Work out how many of the lines below contain the string "bottom". Reply with that number alone.

Start of RECORDS

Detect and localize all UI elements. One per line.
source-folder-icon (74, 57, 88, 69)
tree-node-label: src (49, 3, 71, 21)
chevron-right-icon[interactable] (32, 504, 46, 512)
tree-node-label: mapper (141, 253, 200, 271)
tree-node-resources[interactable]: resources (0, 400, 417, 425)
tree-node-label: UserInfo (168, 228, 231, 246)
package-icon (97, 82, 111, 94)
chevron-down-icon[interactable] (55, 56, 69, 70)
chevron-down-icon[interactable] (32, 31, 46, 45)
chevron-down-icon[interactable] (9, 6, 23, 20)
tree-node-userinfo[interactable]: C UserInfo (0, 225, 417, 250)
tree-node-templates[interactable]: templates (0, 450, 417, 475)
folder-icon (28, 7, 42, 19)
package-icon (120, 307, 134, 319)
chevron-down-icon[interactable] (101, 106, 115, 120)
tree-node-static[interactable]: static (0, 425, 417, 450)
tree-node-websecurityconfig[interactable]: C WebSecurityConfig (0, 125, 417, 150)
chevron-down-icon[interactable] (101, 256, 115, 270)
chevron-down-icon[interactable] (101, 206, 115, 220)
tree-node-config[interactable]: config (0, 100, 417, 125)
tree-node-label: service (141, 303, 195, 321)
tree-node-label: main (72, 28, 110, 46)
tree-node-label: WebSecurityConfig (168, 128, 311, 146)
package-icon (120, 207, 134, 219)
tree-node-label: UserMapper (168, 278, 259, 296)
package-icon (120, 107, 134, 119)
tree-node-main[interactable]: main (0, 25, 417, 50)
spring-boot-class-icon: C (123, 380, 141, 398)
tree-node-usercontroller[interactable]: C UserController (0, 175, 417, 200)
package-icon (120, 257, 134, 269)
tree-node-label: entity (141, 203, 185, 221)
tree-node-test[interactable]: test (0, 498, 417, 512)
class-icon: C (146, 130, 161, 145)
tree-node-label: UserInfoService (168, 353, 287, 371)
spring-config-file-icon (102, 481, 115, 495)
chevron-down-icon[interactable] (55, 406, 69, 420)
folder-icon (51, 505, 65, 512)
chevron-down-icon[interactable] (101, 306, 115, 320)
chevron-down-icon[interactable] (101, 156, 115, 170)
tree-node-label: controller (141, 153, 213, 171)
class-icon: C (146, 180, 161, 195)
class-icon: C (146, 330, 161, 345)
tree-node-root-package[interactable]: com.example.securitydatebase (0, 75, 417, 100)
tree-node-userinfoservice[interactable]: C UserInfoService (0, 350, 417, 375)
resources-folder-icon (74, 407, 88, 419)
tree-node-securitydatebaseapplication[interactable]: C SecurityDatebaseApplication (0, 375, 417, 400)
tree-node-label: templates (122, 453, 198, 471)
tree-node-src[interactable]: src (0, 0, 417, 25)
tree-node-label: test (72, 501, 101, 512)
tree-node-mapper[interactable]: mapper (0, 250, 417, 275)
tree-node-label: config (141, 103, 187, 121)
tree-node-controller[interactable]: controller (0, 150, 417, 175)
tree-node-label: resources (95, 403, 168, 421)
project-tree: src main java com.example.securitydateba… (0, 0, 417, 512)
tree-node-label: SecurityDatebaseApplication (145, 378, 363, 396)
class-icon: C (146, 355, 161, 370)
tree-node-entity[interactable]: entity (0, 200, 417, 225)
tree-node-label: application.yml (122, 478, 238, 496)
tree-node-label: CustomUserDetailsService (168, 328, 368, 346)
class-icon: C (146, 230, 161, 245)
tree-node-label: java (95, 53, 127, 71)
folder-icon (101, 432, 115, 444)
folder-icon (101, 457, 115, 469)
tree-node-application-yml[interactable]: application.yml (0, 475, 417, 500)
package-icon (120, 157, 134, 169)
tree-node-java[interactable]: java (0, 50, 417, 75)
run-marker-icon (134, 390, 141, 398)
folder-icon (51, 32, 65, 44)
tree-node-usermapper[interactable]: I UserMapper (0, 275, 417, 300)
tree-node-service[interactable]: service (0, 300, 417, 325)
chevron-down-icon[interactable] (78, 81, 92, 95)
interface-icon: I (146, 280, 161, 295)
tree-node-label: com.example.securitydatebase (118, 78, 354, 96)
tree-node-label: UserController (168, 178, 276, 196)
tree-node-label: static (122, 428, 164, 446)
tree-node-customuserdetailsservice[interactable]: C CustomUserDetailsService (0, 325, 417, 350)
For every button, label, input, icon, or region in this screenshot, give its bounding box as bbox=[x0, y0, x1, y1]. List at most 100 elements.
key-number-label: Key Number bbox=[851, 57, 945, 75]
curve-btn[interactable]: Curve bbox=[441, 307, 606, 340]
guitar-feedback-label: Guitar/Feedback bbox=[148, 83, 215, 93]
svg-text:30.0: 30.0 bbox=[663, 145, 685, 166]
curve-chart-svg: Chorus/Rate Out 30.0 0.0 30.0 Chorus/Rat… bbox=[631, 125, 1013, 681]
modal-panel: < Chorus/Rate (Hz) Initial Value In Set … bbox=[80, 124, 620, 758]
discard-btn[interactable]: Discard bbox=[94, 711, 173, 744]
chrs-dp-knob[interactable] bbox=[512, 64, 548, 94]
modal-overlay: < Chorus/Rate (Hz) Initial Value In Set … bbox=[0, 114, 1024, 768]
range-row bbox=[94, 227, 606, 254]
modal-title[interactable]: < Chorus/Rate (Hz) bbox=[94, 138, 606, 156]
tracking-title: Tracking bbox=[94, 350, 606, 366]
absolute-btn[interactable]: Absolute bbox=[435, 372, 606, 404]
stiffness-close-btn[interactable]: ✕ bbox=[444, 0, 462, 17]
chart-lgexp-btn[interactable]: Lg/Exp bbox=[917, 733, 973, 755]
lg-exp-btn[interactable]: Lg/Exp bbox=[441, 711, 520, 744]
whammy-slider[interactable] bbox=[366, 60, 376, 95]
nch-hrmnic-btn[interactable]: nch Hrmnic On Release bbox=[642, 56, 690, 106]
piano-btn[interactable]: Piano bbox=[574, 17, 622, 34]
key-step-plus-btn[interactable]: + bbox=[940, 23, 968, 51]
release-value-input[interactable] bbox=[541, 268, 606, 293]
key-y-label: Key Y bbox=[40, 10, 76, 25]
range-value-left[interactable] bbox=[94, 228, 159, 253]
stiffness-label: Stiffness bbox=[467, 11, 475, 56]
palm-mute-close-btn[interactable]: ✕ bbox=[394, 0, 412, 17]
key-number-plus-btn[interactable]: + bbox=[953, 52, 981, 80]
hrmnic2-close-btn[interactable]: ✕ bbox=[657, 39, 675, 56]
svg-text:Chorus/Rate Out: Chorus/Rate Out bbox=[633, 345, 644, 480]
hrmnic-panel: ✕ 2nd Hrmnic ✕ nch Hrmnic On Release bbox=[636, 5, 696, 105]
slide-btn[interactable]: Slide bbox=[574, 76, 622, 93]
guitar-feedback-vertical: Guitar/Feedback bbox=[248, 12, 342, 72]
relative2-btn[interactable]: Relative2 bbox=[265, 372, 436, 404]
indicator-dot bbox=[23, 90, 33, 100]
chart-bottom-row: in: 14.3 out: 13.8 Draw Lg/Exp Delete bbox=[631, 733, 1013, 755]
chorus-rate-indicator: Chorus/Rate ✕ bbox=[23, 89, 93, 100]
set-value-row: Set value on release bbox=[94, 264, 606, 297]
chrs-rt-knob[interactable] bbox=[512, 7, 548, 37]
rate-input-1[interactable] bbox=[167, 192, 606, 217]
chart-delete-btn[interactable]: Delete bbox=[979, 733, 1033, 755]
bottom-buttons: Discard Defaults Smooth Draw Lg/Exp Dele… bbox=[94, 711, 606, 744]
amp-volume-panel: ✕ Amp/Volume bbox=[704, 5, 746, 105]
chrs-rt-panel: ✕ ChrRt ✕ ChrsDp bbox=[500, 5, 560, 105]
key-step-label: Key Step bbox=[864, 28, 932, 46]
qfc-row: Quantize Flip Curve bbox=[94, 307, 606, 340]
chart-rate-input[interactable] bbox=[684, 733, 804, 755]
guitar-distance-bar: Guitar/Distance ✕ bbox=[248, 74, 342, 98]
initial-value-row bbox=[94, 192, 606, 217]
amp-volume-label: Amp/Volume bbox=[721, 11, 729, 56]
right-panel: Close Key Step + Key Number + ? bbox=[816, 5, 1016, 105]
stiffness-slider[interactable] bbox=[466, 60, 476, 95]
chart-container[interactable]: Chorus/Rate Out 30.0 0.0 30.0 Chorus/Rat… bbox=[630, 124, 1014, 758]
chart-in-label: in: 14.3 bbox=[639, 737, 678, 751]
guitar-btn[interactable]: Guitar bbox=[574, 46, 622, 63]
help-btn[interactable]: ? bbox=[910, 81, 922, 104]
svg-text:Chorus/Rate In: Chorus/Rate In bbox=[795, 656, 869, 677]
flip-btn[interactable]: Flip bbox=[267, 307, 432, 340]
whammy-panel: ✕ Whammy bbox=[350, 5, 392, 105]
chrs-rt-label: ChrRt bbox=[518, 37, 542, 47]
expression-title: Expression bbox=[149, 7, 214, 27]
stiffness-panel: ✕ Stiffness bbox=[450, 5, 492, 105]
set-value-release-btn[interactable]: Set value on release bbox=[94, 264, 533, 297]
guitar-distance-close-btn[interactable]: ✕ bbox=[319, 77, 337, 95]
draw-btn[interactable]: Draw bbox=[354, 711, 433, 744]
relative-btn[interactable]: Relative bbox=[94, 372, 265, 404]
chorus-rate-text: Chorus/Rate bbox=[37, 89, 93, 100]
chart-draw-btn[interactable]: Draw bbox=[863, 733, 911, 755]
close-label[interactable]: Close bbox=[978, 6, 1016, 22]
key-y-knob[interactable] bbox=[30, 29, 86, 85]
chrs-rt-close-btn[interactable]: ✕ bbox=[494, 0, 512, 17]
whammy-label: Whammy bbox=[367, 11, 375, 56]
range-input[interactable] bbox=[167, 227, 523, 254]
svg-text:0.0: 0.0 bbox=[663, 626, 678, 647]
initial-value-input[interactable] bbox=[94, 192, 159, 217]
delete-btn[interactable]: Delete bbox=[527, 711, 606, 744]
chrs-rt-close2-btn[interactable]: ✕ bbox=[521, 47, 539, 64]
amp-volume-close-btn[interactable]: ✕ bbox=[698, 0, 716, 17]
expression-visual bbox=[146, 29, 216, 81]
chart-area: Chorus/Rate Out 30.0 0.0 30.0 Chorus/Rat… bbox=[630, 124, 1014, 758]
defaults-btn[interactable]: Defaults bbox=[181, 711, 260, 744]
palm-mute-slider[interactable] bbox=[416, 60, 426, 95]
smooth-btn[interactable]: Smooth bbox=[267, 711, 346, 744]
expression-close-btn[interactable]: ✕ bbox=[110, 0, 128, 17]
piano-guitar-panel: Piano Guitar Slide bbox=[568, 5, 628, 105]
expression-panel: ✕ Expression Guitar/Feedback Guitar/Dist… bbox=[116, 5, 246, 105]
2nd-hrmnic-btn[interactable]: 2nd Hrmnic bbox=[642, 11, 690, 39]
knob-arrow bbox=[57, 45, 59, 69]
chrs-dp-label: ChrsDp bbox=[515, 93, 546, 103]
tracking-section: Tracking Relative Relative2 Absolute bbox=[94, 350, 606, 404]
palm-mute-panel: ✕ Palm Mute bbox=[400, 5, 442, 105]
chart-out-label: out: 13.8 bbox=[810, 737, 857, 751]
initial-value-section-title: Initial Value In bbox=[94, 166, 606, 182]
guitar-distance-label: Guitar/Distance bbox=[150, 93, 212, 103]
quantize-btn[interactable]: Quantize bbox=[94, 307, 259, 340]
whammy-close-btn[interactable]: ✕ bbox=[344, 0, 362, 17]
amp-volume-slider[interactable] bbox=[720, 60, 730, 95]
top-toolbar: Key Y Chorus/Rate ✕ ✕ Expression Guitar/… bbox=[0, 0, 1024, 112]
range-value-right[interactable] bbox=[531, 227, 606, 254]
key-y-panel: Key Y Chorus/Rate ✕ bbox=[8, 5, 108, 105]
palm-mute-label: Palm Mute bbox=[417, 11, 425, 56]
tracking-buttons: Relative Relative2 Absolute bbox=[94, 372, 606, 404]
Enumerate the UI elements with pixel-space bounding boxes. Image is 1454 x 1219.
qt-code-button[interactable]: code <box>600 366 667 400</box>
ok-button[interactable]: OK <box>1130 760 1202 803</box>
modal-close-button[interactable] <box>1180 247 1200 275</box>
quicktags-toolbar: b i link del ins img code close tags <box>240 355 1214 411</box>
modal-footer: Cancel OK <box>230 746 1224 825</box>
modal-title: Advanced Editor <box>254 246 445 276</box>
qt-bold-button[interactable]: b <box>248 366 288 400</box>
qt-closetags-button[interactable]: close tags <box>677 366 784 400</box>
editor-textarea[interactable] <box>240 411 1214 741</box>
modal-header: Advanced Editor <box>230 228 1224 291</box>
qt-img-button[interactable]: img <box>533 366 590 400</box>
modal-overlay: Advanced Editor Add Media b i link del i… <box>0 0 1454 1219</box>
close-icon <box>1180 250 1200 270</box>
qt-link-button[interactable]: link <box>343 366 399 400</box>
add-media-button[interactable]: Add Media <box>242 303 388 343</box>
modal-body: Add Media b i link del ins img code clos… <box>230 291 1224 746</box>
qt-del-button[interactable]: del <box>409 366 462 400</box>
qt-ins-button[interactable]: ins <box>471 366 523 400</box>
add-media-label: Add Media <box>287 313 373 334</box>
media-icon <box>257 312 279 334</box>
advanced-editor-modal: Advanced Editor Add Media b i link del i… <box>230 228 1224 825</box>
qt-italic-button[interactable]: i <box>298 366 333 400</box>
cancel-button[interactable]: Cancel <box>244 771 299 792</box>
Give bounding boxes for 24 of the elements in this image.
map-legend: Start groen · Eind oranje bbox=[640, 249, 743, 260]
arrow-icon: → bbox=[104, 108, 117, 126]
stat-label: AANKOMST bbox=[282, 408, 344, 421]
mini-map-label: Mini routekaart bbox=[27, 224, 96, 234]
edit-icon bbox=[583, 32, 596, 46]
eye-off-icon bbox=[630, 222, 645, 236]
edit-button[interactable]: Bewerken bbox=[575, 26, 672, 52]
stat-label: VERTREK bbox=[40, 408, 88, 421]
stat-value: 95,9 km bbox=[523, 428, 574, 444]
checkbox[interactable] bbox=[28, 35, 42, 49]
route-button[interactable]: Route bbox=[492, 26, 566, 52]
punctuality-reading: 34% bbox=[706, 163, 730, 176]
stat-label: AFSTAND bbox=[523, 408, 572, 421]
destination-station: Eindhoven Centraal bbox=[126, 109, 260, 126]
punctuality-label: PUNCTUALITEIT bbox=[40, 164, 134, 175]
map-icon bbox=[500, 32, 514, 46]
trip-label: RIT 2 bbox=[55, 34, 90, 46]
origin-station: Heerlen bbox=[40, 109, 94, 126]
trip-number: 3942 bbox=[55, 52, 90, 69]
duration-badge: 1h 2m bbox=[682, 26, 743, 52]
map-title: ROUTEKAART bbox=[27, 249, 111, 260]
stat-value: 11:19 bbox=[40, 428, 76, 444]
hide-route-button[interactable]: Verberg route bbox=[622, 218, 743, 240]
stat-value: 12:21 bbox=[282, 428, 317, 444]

End of RECORDS

● **CORRECT OUTPUT**:
2